** What you are asked to do **
Copy the listing below from its first line through the line holding "aod-cell (1063, 142, 1070, 147)", including both, with every line unchanged.

--- BEGIN ---

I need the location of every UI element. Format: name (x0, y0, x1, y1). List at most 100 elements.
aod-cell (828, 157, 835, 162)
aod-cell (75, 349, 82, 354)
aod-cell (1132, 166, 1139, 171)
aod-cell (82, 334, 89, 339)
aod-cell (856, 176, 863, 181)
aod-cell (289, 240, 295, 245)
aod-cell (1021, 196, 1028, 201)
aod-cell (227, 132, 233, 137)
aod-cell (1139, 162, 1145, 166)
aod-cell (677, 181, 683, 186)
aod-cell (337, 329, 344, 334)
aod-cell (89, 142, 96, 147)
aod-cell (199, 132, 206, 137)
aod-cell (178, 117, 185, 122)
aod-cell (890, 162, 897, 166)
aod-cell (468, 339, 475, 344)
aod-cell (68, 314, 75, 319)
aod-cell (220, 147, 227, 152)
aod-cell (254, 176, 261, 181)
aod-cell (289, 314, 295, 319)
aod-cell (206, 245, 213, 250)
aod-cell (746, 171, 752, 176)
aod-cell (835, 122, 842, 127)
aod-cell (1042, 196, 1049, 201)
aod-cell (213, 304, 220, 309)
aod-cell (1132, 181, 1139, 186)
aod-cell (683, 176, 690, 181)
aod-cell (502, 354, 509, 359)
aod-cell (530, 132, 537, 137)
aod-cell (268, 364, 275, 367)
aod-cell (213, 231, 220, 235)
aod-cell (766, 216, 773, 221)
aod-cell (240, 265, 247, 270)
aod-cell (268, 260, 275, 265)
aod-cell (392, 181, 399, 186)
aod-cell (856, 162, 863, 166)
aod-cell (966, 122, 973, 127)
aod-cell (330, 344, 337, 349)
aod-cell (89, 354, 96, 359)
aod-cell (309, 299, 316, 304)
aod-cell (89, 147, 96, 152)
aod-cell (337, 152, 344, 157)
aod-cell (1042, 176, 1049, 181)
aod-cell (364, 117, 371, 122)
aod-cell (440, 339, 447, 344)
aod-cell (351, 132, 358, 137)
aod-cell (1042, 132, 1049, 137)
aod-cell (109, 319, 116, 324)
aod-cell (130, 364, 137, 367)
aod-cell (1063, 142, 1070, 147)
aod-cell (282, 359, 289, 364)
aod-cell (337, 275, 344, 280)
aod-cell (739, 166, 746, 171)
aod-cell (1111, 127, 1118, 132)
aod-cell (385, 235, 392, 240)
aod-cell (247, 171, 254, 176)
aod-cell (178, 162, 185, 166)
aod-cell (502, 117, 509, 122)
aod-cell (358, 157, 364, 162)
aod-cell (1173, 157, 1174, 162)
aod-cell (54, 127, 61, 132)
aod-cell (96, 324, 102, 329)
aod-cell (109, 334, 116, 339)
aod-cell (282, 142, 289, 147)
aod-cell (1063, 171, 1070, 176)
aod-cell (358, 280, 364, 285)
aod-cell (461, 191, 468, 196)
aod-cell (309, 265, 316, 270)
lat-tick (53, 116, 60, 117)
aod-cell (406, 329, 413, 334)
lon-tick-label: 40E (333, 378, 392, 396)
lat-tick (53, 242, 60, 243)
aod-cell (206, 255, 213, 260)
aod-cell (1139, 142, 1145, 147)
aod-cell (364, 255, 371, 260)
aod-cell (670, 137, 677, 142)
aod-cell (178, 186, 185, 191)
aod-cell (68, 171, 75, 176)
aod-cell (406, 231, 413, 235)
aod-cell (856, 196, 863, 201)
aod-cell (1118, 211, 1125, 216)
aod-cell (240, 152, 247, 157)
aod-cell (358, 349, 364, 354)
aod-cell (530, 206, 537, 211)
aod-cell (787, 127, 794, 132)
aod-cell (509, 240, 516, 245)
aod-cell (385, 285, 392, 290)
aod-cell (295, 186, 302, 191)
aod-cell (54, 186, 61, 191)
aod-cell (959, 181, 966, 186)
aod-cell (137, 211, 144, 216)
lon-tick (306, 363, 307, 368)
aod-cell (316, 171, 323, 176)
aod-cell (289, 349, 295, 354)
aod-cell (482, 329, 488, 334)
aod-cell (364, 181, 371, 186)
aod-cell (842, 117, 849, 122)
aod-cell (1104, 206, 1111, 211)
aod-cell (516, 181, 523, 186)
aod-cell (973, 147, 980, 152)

--- END ---

** Task answer **
I need the location of every UI element. Format: name (x0, y0, x1, y1). List at most 100 elements.
aod-cell (828, 157, 835, 162)
aod-cell (75, 349, 82, 354)
aod-cell (1132, 166, 1139, 171)
aod-cell (82, 334, 89, 339)
aod-cell (856, 176, 863, 181)
aod-cell (289, 240, 295, 245)
aod-cell (1021, 196, 1028, 201)
aod-cell (227, 132, 233, 137)
aod-cell (1139, 162, 1145, 166)
aod-cell (677, 181, 683, 186)
aod-cell (337, 329, 344, 334)
aod-cell (89, 142, 96, 147)
aod-cell (199, 132, 206, 137)
aod-cell (178, 117, 185, 122)
aod-cell (890, 162, 897, 166)
aod-cell (468, 339, 475, 344)
aod-cell (68, 314, 75, 319)
aod-cell (220, 147, 227, 152)
aod-cell (254, 176, 261, 181)
aod-cell (289, 314, 295, 319)
aod-cell (206, 245, 213, 250)
aod-cell (746, 171, 752, 176)
aod-cell (835, 122, 842, 127)
aod-cell (1042, 196, 1049, 201)
aod-cell (213, 304, 220, 309)
aod-cell (1132, 181, 1139, 186)
aod-cell (683, 176, 690, 181)
aod-cell (502, 354, 509, 359)
aod-cell (530, 132, 537, 137)
aod-cell (268, 364, 275, 367)
aod-cell (213, 231, 220, 235)
aod-cell (766, 216, 773, 221)
aod-cell (240, 265, 247, 270)
aod-cell (268, 260, 275, 265)
aod-cell (392, 181, 399, 186)
aod-cell (856, 162, 863, 166)
aod-cell (966, 122, 973, 127)
aod-cell (330, 344, 337, 349)
aod-cell (89, 354, 96, 359)
aod-cell (309, 299, 316, 304)
aod-cell (89, 147, 96, 152)
aod-cell (337, 152, 344, 157)
aod-cell (1042, 176, 1049, 181)
aod-cell (364, 117, 371, 122)
aod-cell (440, 339, 447, 344)
aod-cell (351, 132, 358, 137)
aod-cell (1042, 132, 1049, 137)
aod-cell (109, 319, 116, 324)
aod-cell (130, 364, 137, 367)
aod-cell (1063, 142, 1070, 147)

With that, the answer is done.